Work required:
The entries are to be returned exactly, with images left out.

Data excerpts
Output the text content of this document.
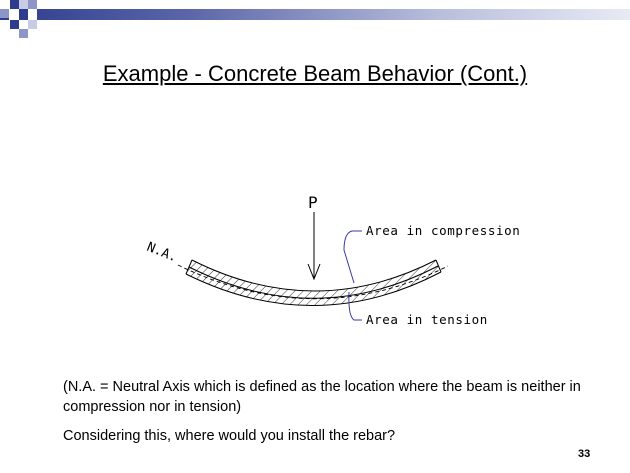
Example - Concrete Beam Behavior (Cont.)
P
N.A.
Area in compression
Area in tension
(N.A. = Neutral Axis which is defined as the location where the beam is neither in compression nor in tension)
Considering this, where would you install the rebar?
33
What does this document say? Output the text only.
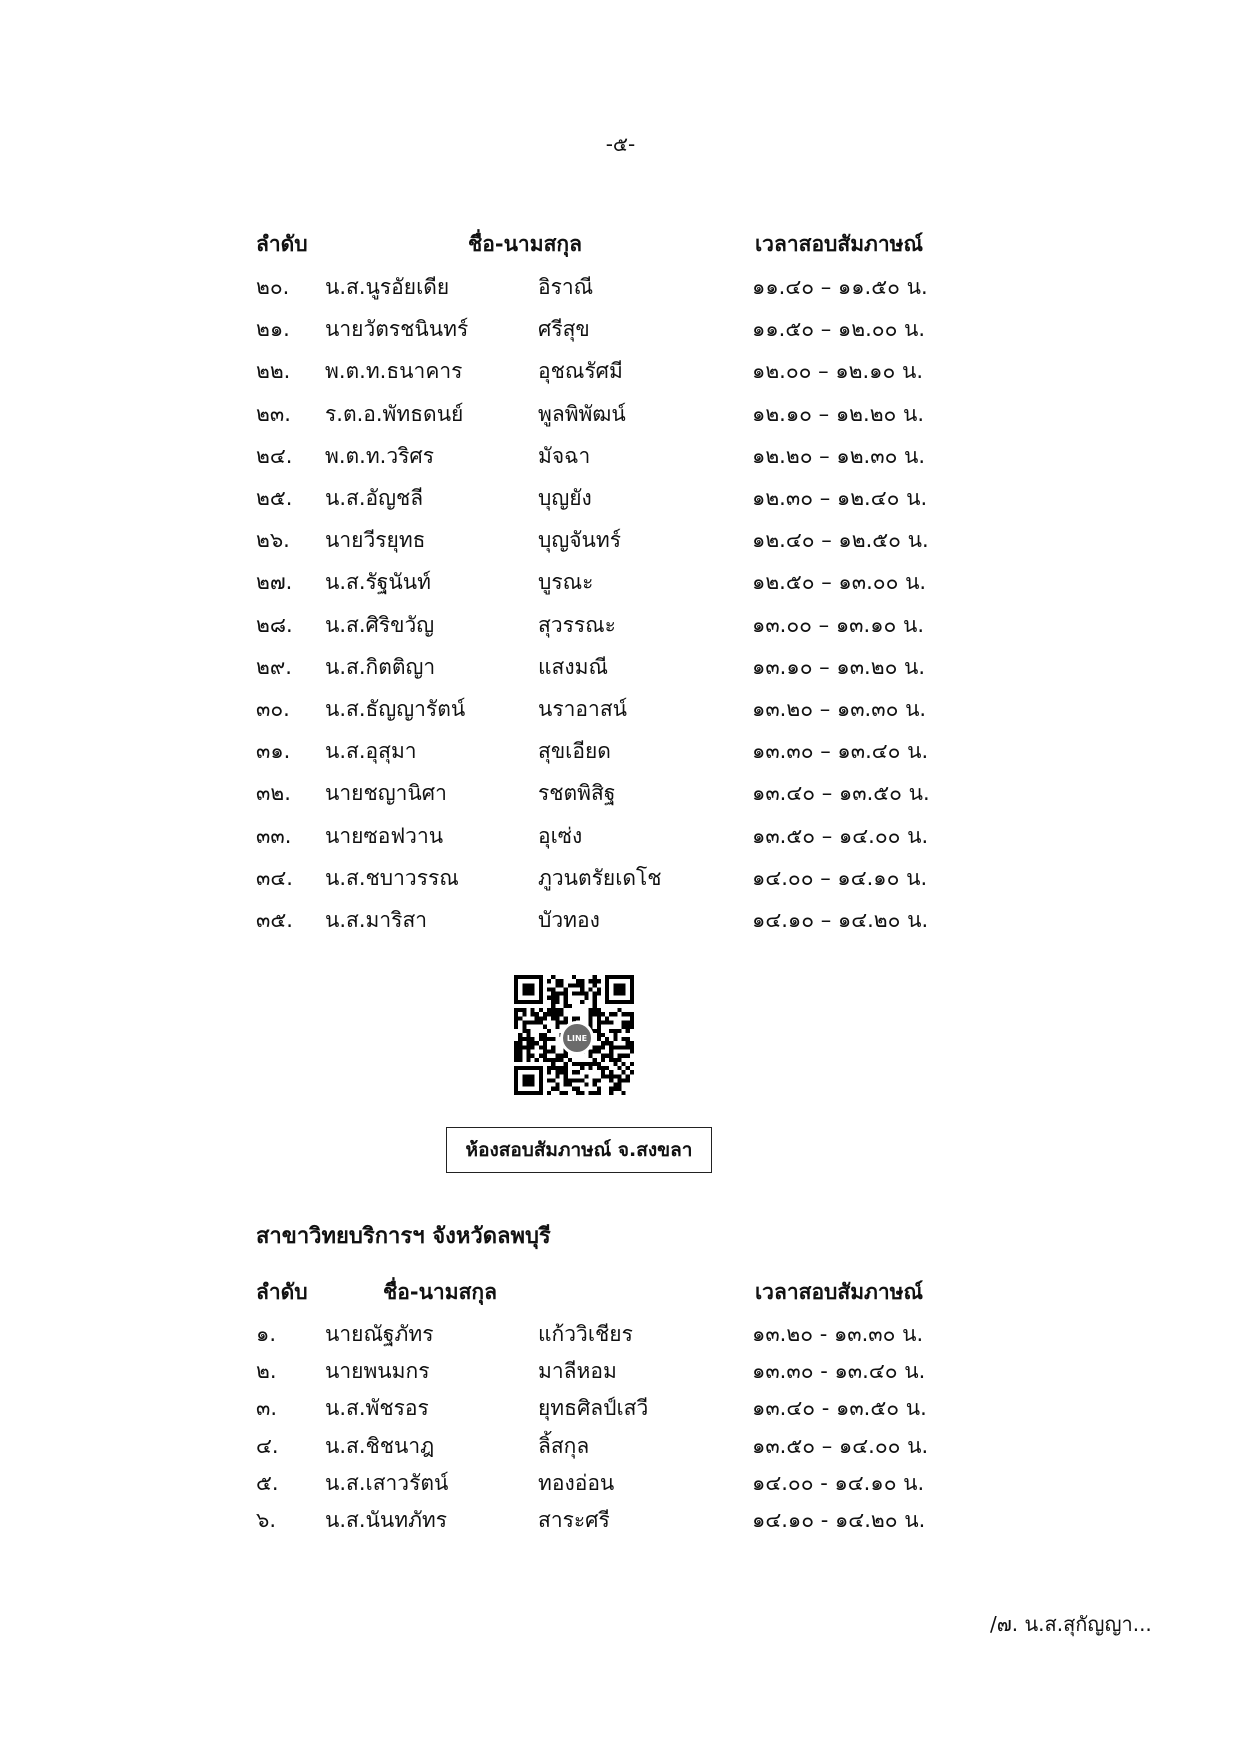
-๕-
ลำดับ	ชื่อ-นามสกุล	เวลาสอบสัมภาษณ์
๒๐. น.ส.นูรอัยเดีย	อิราณี	๑๑.๔๐ – ๑๑.๕๐ น.
๒๑. นายวัตรชนินทร์	ศรีสุข	๑๑.๕๐ – ๑๒.๐๐ น.
๒๒. พ.ต.ท.ธนาคาร	อุชณรัศมี	๑๒.๐๐ – ๑๒.๑๐ น.
๒๓. ร.ต.อ.พัทธดนย์	พูลพิพัฒน์	๑๒.๑๐ – ๑๒.๒๐ น.
๒๔. พ.ต.ท.วริศร	มัจฉา	๑๒.๒๐ – ๑๒.๓๐ น.
๒๕. น.ส.อัญชลี	บุญยัง	๑๒.๓๐ – ๑๒.๔๐ น.
๒๖. นายวีรยุทธ	บุญจันทร์	๑๒.๔๐ – ๑๒.๕๐ น.
๒๗. น.ส.รัฐนันท์	บูรณะ	๑๒.๕๐ – ๑๓.๐๐ น.
๒๘. น.ส.ศิริขวัญ	สุวรรณะ	๑๓.๐๐ – ๑๓.๑๐ น.
๒๙. น.ส.กิตติญา	แสงมณี	๑๓.๑๐ – ๑๓.๒๐ น.
๓๐. น.ส.ธัญญารัตน์	นราอาสน์	๑๓.๒๐ – ๑๓.๓๐ น.
๓๑. น.ส.อุสุมา	สุขเอียด	๑๓.๓๐ – ๑๓.๔๐ น.
๓๒. นายชญานิศา	รชตพิสิฐ	๑๓.๔๐ – ๑๓.๕๐ น.
๓๓. นายซอฟวาน	อุเซ่ง	๑๓.๕๐ – ๑๔.๐๐ น.
๓๔. น.ส.ชบาวรรณ	ภูวนตรัยเดโช	๑๔.๐๐ – ๑๔.๑๐ น.
๓๕. น.ส.มาริสา	บัวทอง	๑๔.๑๐ – ๑๔.๒๐ น.
LINE
ห้องสอบสัมภาษณ์ จ.สงขลา
สาขาวิทยบริการฯ จังหวัดลพบุรี
ลำดับ	ชื่อ-นามสกุล	เวลาสอบสัมภาษณ์
๑. นายณัฐภัทร	แก้ววิเชียร	๑๓.๒๐ - ๑๓.๓๐ น.
๒. นายพนมกร	มาลีหอม	๑๓.๓๐ - ๑๓.๔๐ น.
๓. น.ส.พัชรอร	ยุทธศิลป์เสวี	๑๓.๔๐ - ๑๓.๕๐ น.
๔. น.ส.ชิชนาฎ	ลิ้สกุล	๑๓.๕๐ – ๑๔.๐๐ น.
๕. น.ส.เสาวรัตน์	ทองอ่อน	๑๔.๐๐ - ๑๔.๑๐ น.
๖. น.ส.นันทภัทร	สาระศรี	๑๔.๑๐ - ๑๔.๒๐ น.
/๗. น.ส.สุกัญญา...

Finished answer:
Output the text content of this document.
Example - Concrete Beam Behavior (Cont.)
P
N.A.
Area in compression
Area in tension
(N.A. = Neutral Axis which is defined as the location where the beam is neither in compression nor in tension)
Considering this, where would you install the rebar?
33
What does this document say? Output the text only.
-๕-
ลำดับ	ชื่อ-นามสกุล	เวลาสอบสัมภาษณ์
๒๐. น.ส.นูรอัยเดีย	อิราณี	๑๑.๔๐ – ๑๑.๕๐ น.
๒๑. นายวัตรชนินทร์	ศรีสุข	๑๑.๕๐ – ๑๒.๐๐ น.
๒๒. พ.ต.ท.ธนาคาร	อุชณรัศมี	๑๒.๐๐ – ๑๒.๑๐ น.
๒๓. ร.ต.อ.พัทธดนย์	พูลพิพัฒน์	๑๒.๑๐ – ๑๒.๒๐ น.
๒๔. พ.ต.ท.วริศร	มัจฉา	๑๒.๒๐ – ๑๒.๓๐ น.
๒๕. น.ส.อัญชลี	บุญยัง	๑๒.๓๐ – ๑๒.๔๐ น.
๒๖. นายวีรยุทธ	บุญจันทร์	๑๒.๔๐ – ๑๒.๕๐ น.
๒๗. น.ส.รัฐนันท์	บูรณะ	๑๒.๕๐ – ๑๓.๐๐ น.
๒๘. น.ส.ศิริขวัญ	สุวรรณะ	๑๓.๐๐ – ๑๓.๑๐ น.
๒๙. น.ส.กิตติญา	แสงมณี	๑๓.๑๐ – ๑๓.๒๐ น.
๓๐. น.ส.ธัญญารัตน์	นราอาสน์	๑๓.๒๐ – ๑๓.๓๐ น.
๓๑. น.ส.อุสุมา	สุขเอียด	๑๓.๓๐ – ๑๓.๔๐ น.
๓๒. นายชญานิศา	รชตพิสิฐ	๑๓.๔๐ – ๑๓.๕๐ น.
๓๓. นายซอฟวาน	อุเซ่ง	๑๓.๕๐ – ๑๔.๐๐ น.
๓๔. น.ส.ชบาวรรณ	ภูวนตรัยเดโช	๑๔.๐๐ – ๑๔.๑๐ น.
๓๕. น.ส.มาริสา	บัวทอง	๑๔.๑๐ – ๑๔.๒๐ น.
LINE
ห้องสอบสัมภาษณ์ จ.สงขลา
สาขาวิทยบริการฯ จังหวัดลพบุรี
ลำดับ	ชื่อ-นามสกุล	เวลาสอบสัมภาษณ์
๑. นายณัฐภัทร	แก้ววิเชียร	๑๓.๒๐ - ๑๓.๓๐ น.
๒. นายพนมกร	มาลีหอม	๑๓.๓๐ - ๑๓.๔๐ น.
๓. น.ส.พัชรอร	ยุทธศิลป์เสวี	๑๓.๔๐ - ๑๓.๕๐ น.
๔. น.ส.ชิชนาฎ	ลิ้สกุล	๑๓.๕๐ – ๑๔.๐๐ น.
๕. น.ส.เสาวรัตน์	ทองอ่อน	๑๔.๐๐ - ๑๔.๑๐ น.
๖. น.ส.นันทภัทร	สาระศรี	๑๔.๑๐ - ๑๔.๒๐ น.
/๗. น.ส.สุกัญญา...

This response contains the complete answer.